→ DATASET CONTENT:
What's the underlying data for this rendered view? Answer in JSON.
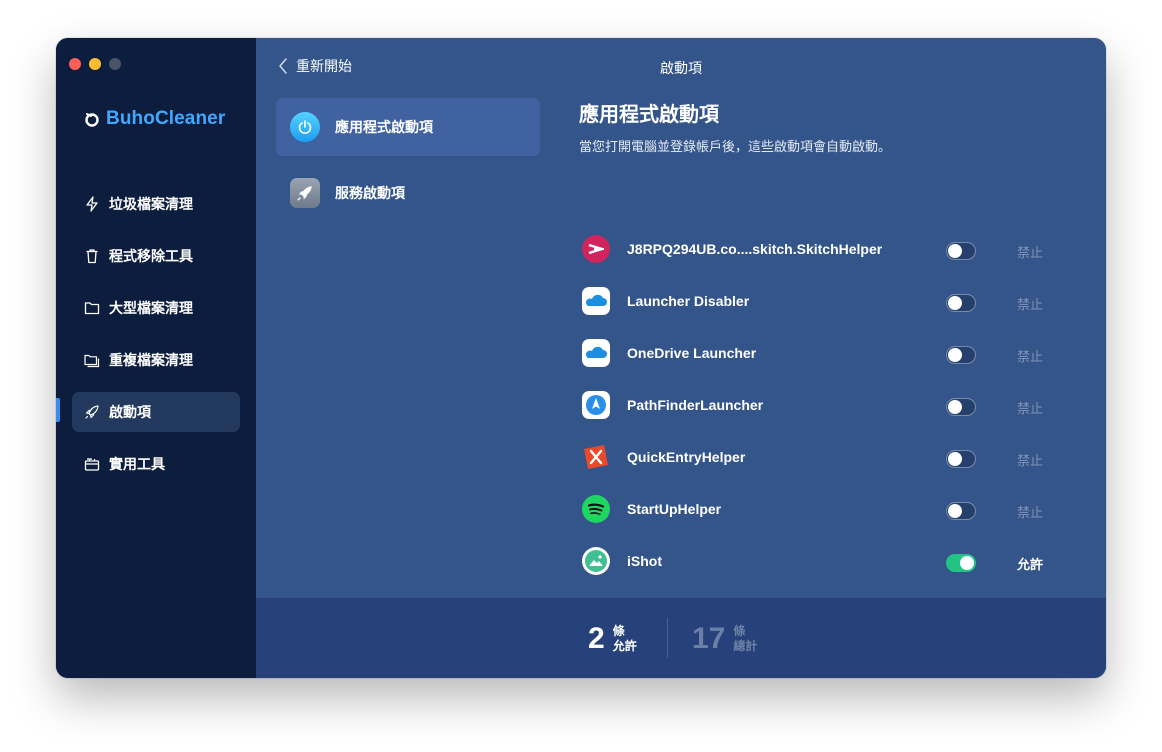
{
  "app": {
    "name": "BuhoCleaner"
  },
  "sidebar": {
    "items": [
      {
        "label": "垃圾檔案清理",
        "icon": "lightning-icon"
      },
      {
        "label": "程式移除工具",
        "icon": "trash-icon"
      },
      {
        "label": "大型檔案清理",
        "icon": "folder-icon"
      },
      {
        "label": "重複檔案清理",
        "icon": "duplicate-folder-icon"
      },
      {
        "label": "啟動項",
        "icon": "rocket-icon",
        "active": true
      },
      {
        "label": "實用工具",
        "icon": "toolbox-icon"
      }
    ]
  },
  "topbar": {
    "back_label": "重新開始",
    "title": "啟動項"
  },
  "subnav": {
    "items": [
      {
        "label": "應用程式啟動項",
        "icon": "power-icon",
        "active": true
      },
      {
        "label": "服務啟動項",
        "icon": "rocket-icon",
        "active": false
      }
    ]
  },
  "main": {
    "title": "應用程式啟動項",
    "description": "當您打開電腦並登錄帳戶後，這些啟動項會自動啟動。"
  },
  "startup_items": [
    {
      "name": "J8RPQ294UB.co....skitch.SkitchHelper",
      "icon": "skitch-icon",
      "enabled": false,
      "status": "禁止"
    },
    {
      "name": "Launcher Disabler",
      "icon": "onedrive-cloud-icon",
      "enabled": false,
      "status": "禁止"
    },
    {
      "name": "OneDrive Launcher",
      "icon": "onedrive-cloud-icon",
      "enabled": false,
      "status": "禁止"
    },
    {
      "name": "PathFinderLauncher",
      "icon": "pathfinder-icon",
      "enabled": false,
      "status": "禁止"
    },
    {
      "name": "QuickEntryHelper",
      "icon": "quickentry-icon",
      "enabled": false,
      "status": "禁止"
    },
    {
      "name": "StartUpHelper",
      "icon": "spotify-icon",
      "enabled": false,
      "status": "禁止"
    },
    {
      "name": "iShot",
      "icon": "ishot-icon",
      "enabled": true,
      "status": "允許"
    }
  ],
  "footer": {
    "allowed_count": "2",
    "allowed_unit": "條",
    "allowed_label": "允許",
    "total_count": "17",
    "total_unit": "條",
    "total_label": "總計"
  },
  "colors": {
    "sidebar_bg": "#0d1d3e",
    "content_bg": "#34558a",
    "brand_blue": "#40a8ff",
    "toggle_on": "#22c383"
  }
}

→ TO BE DONE: Strip out the images, then output the records above word for word.

→ FINISHED ANSWER:
What's the underlying data for this rendered view? Answer in JSON.
{
  "app": {
    "name": "BuhoCleaner"
  },
  "sidebar": {
    "items": [
      {
        "label": "垃圾檔案清理",
        "icon": "lightning-icon"
      },
      {
        "label": "程式移除工具",
        "icon": "trash-icon"
      },
      {
        "label": "大型檔案清理",
        "icon": "folder-icon"
      },
      {
        "label": "重複檔案清理",
        "icon": "duplicate-folder-icon"
      },
      {
        "label": "啟動項",
        "icon": "rocket-icon",
        "active": true
      },
      {
        "label": "實用工具",
        "icon": "toolbox-icon"
      }
    ]
  },
  "topbar": {
    "back_label": "重新開始",
    "title": "啟動項"
  },
  "subnav": {
    "items": [
      {
        "label": "應用程式啟動項",
        "icon": "power-icon",
        "active": true
      },
      {
        "label": "服務啟動項",
        "icon": "rocket-icon",
        "active": false
      }
    ]
  },
  "main": {
    "title": "應用程式啟動項",
    "description": "當您打開電腦並登錄帳戶後，這些啟動項會自動啟動。"
  },
  "startup_items": [
    {
      "name": "J8RPQ294UB.co....skitch.SkitchHelper",
      "icon": "skitch-icon",
      "enabled": false,
      "status": "禁止"
    },
    {
      "name": "Launcher Disabler",
      "icon": "onedrive-cloud-icon",
      "enabled": false,
      "status": "禁止"
    },
    {
      "name": "OneDrive Launcher",
      "icon": "onedrive-cloud-icon",
      "enabled": false,
      "status": "禁止"
    },
    {
      "name": "PathFinderLauncher",
      "icon": "pathfinder-icon",
      "enabled": false,
      "status": "禁止"
    },
    {
      "name": "QuickEntryHelper",
      "icon": "quickentry-icon",
      "enabled": false,
      "status": "禁止"
    },
    {
      "name": "StartUpHelper",
      "icon": "spotify-icon",
      "enabled": false,
      "status": "禁止"
    },
    {
      "name": "iShot",
      "icon": "ishot-icon",
      "enabled": true,
      "status": "允許"
    }
  ],
  "footer": {
    "allowed_count": "2",
    "allowed_unit": "條",
    "allowed_label": "允許",
    "total_count": "17",
    "total_unit": "條",
    "total_label": "總計"
  },
  "colors": {
    "sidebar_bg": "#0d1d3e",
    "content_bg": "#34558a",
    "brand_blue": "#40a8ff",
    "toggle_on": "#22c383"
  }
}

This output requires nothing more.